╭─ INPUT ROWS
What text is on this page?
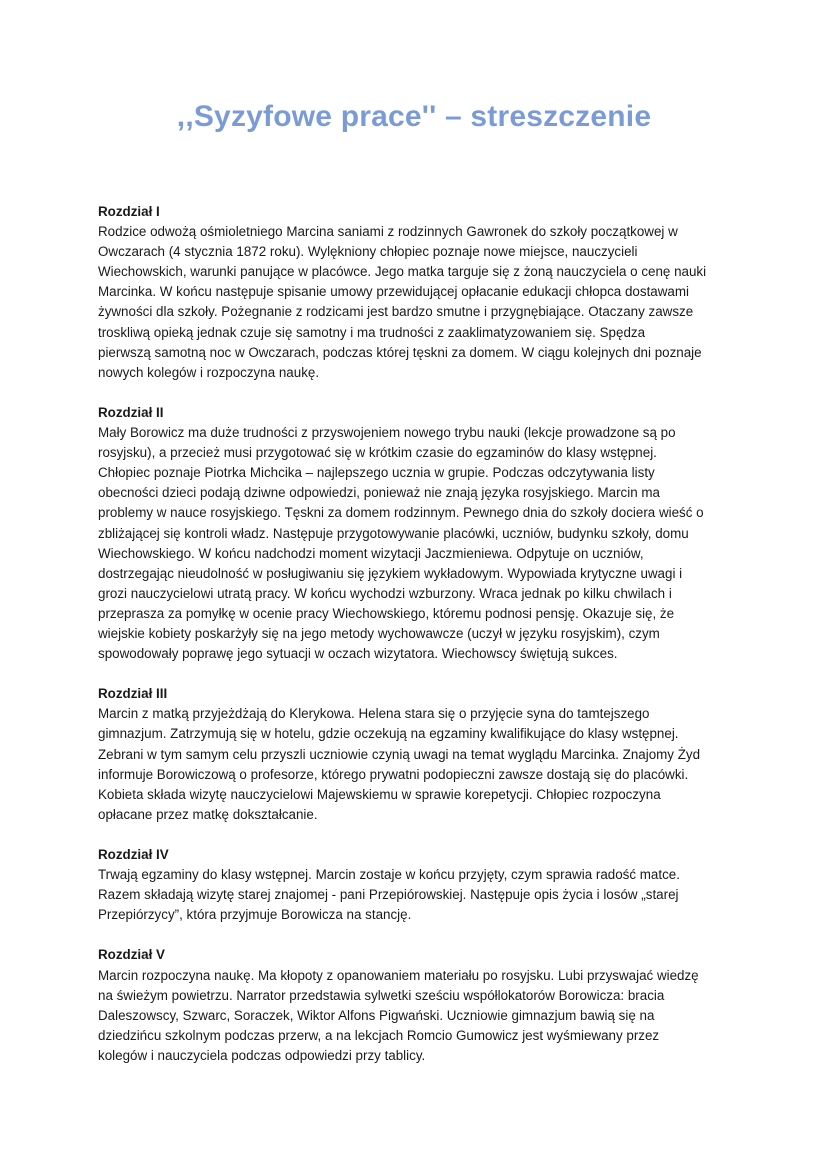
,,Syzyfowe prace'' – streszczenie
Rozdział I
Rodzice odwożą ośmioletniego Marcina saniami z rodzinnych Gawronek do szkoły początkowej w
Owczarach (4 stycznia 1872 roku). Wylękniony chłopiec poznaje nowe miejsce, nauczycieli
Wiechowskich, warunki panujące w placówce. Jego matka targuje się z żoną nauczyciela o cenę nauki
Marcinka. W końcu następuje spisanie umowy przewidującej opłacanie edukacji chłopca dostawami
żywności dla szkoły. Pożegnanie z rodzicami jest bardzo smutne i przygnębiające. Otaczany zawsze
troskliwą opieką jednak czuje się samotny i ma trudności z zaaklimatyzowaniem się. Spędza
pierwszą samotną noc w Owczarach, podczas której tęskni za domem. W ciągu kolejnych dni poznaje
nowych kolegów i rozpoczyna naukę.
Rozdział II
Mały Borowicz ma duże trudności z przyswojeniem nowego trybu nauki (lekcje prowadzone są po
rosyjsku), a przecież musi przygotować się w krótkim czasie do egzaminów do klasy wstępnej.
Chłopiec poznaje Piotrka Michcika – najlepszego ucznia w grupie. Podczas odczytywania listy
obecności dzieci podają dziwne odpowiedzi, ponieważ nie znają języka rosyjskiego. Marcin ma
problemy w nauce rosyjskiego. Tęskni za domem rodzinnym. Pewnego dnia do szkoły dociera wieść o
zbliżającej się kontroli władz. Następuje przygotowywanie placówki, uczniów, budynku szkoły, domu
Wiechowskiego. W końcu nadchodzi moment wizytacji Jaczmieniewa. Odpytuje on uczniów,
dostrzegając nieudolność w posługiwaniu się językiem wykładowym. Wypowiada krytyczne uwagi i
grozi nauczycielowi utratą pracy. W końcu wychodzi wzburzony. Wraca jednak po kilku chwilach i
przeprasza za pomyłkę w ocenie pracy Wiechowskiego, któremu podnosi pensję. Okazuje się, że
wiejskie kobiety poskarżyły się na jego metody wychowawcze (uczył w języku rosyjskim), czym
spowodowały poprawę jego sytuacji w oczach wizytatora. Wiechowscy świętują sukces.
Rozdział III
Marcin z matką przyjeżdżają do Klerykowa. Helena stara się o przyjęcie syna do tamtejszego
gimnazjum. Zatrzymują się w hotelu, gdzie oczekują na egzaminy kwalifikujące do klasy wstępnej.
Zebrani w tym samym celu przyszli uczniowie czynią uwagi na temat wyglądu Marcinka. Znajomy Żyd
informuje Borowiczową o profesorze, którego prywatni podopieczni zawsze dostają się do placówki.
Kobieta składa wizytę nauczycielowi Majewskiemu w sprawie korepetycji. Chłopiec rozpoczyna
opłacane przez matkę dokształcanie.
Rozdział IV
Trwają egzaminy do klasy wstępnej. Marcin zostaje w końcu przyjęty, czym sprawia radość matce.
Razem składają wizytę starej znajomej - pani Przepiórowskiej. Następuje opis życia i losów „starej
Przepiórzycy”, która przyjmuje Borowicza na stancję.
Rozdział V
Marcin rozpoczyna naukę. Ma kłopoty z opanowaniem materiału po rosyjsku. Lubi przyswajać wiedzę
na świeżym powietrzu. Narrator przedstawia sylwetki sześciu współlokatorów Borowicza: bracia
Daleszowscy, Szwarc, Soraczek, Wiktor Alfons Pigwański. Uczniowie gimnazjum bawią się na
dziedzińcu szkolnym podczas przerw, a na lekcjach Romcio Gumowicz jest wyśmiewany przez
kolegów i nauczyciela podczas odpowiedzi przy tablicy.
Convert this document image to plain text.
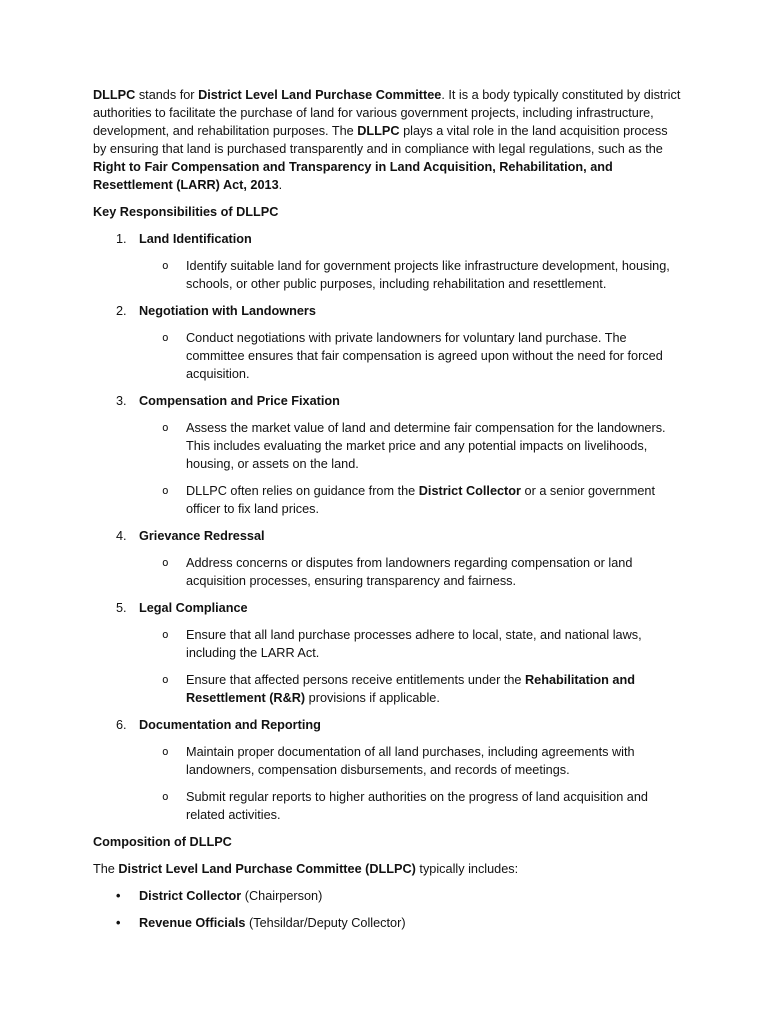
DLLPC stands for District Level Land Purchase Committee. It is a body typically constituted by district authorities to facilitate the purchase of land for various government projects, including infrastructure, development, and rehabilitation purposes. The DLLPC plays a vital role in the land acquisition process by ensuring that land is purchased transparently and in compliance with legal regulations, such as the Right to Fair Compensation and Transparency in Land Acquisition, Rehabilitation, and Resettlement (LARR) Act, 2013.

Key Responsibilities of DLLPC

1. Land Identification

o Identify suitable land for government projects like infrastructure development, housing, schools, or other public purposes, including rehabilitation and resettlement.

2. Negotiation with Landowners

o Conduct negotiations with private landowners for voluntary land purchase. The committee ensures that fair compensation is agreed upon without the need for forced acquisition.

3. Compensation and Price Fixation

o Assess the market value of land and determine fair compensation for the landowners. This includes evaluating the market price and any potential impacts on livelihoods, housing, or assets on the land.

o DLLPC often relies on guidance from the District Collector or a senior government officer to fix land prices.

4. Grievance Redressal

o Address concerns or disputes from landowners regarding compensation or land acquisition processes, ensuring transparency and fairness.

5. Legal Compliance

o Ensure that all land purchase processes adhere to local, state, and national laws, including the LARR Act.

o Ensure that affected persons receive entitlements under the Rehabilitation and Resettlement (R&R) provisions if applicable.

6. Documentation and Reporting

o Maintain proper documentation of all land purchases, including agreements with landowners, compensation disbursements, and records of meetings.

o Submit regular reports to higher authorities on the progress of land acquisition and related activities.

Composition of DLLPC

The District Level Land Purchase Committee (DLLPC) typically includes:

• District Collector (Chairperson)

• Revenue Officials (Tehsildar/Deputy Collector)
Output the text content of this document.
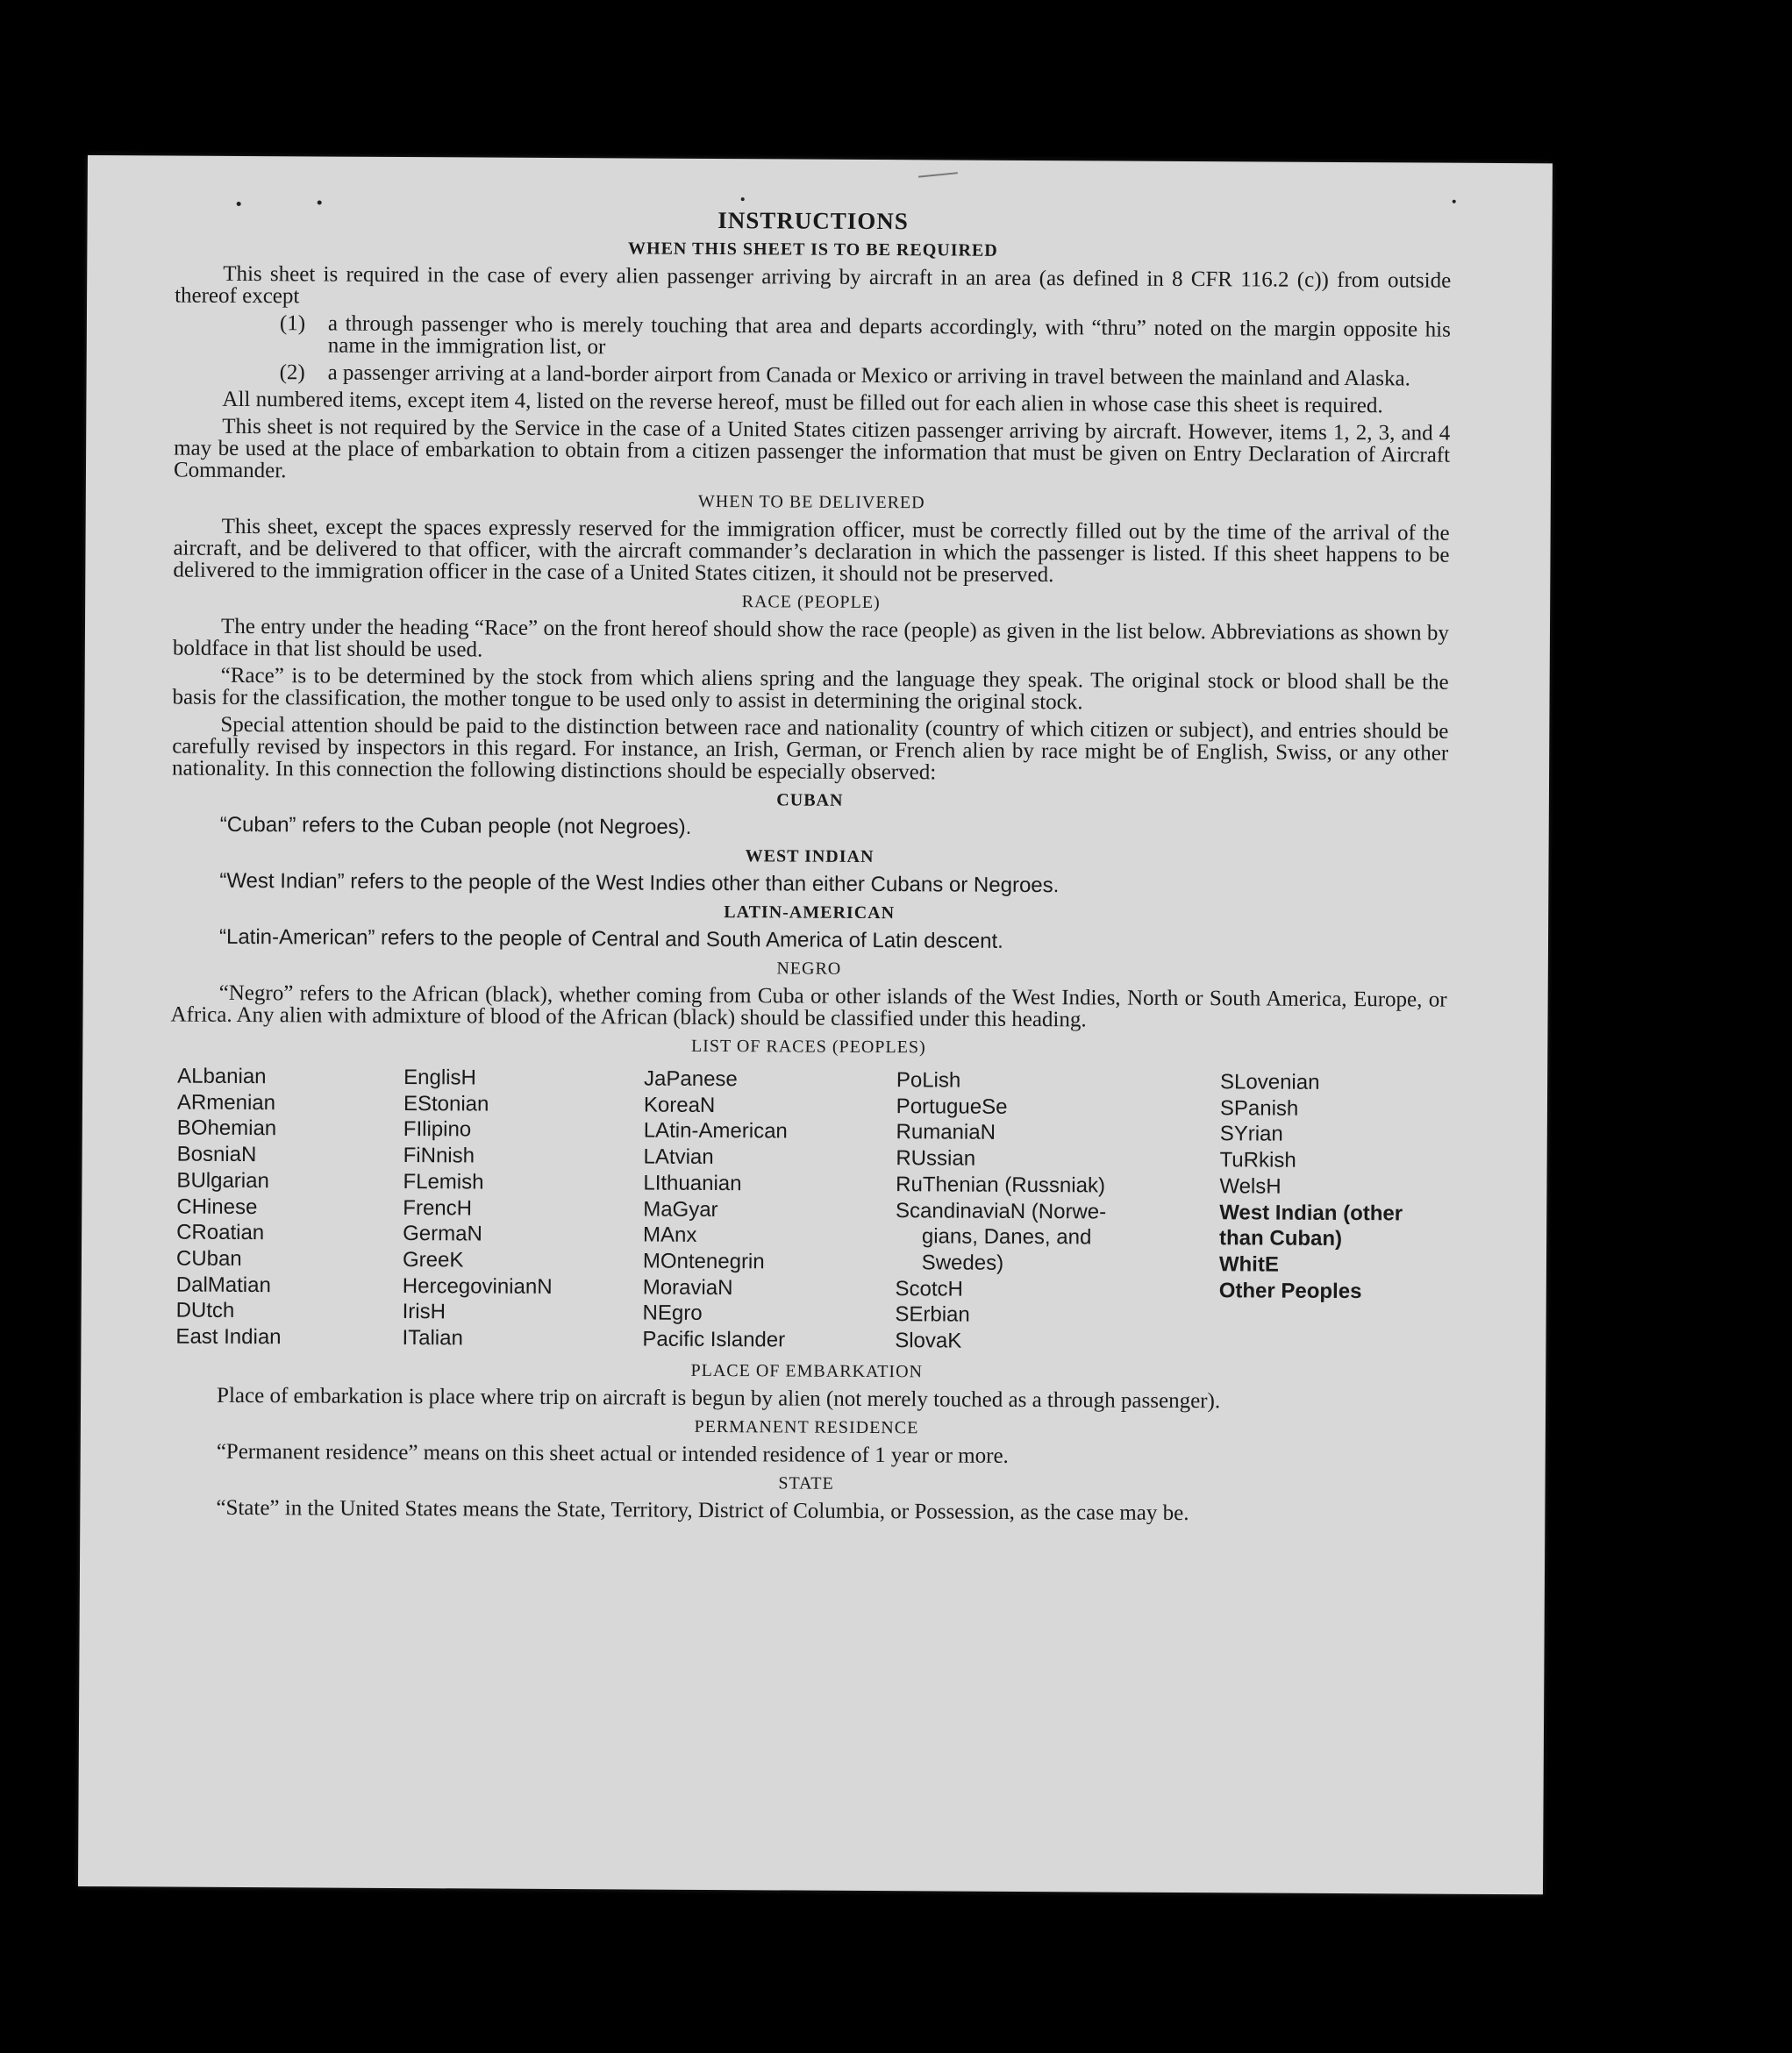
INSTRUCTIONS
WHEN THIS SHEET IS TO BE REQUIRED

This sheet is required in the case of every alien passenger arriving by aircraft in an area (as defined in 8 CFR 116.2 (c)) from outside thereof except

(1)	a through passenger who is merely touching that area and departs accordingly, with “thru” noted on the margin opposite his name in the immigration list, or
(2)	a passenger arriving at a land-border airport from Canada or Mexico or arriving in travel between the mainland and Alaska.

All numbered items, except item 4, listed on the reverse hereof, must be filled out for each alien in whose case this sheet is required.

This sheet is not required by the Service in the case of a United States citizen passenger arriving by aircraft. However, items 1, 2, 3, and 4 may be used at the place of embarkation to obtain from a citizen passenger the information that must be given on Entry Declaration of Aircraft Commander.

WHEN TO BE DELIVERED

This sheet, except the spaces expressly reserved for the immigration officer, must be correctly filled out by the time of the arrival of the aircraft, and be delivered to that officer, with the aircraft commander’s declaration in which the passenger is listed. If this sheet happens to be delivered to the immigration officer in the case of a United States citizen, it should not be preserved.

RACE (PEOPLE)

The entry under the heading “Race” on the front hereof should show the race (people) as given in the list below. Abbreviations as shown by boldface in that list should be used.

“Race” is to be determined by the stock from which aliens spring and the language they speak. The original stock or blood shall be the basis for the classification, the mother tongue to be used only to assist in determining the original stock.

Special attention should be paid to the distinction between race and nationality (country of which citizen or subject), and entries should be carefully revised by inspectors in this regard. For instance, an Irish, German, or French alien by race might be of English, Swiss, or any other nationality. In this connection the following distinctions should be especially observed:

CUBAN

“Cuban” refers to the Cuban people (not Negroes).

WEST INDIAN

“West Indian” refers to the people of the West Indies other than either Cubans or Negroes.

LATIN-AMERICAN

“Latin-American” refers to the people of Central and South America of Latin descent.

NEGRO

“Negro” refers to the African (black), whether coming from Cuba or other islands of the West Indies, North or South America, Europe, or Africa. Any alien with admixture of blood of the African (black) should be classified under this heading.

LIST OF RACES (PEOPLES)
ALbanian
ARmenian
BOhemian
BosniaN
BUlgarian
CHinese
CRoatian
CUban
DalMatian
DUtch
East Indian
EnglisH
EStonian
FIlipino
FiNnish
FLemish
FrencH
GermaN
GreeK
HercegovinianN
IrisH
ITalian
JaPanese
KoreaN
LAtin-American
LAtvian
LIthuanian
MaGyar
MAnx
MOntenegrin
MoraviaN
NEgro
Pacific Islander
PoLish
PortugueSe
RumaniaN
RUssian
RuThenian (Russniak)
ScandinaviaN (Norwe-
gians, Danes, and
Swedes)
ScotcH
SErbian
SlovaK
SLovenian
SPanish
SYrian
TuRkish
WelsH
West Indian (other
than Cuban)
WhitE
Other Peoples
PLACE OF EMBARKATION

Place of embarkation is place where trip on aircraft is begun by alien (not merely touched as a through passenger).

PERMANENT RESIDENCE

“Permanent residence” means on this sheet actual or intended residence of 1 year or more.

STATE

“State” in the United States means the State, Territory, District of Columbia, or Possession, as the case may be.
╰─
#### GIVEN TASK:
What is the number of lines in the data that hold the string "South"? Answer with the number only.

#### ANSWER:
2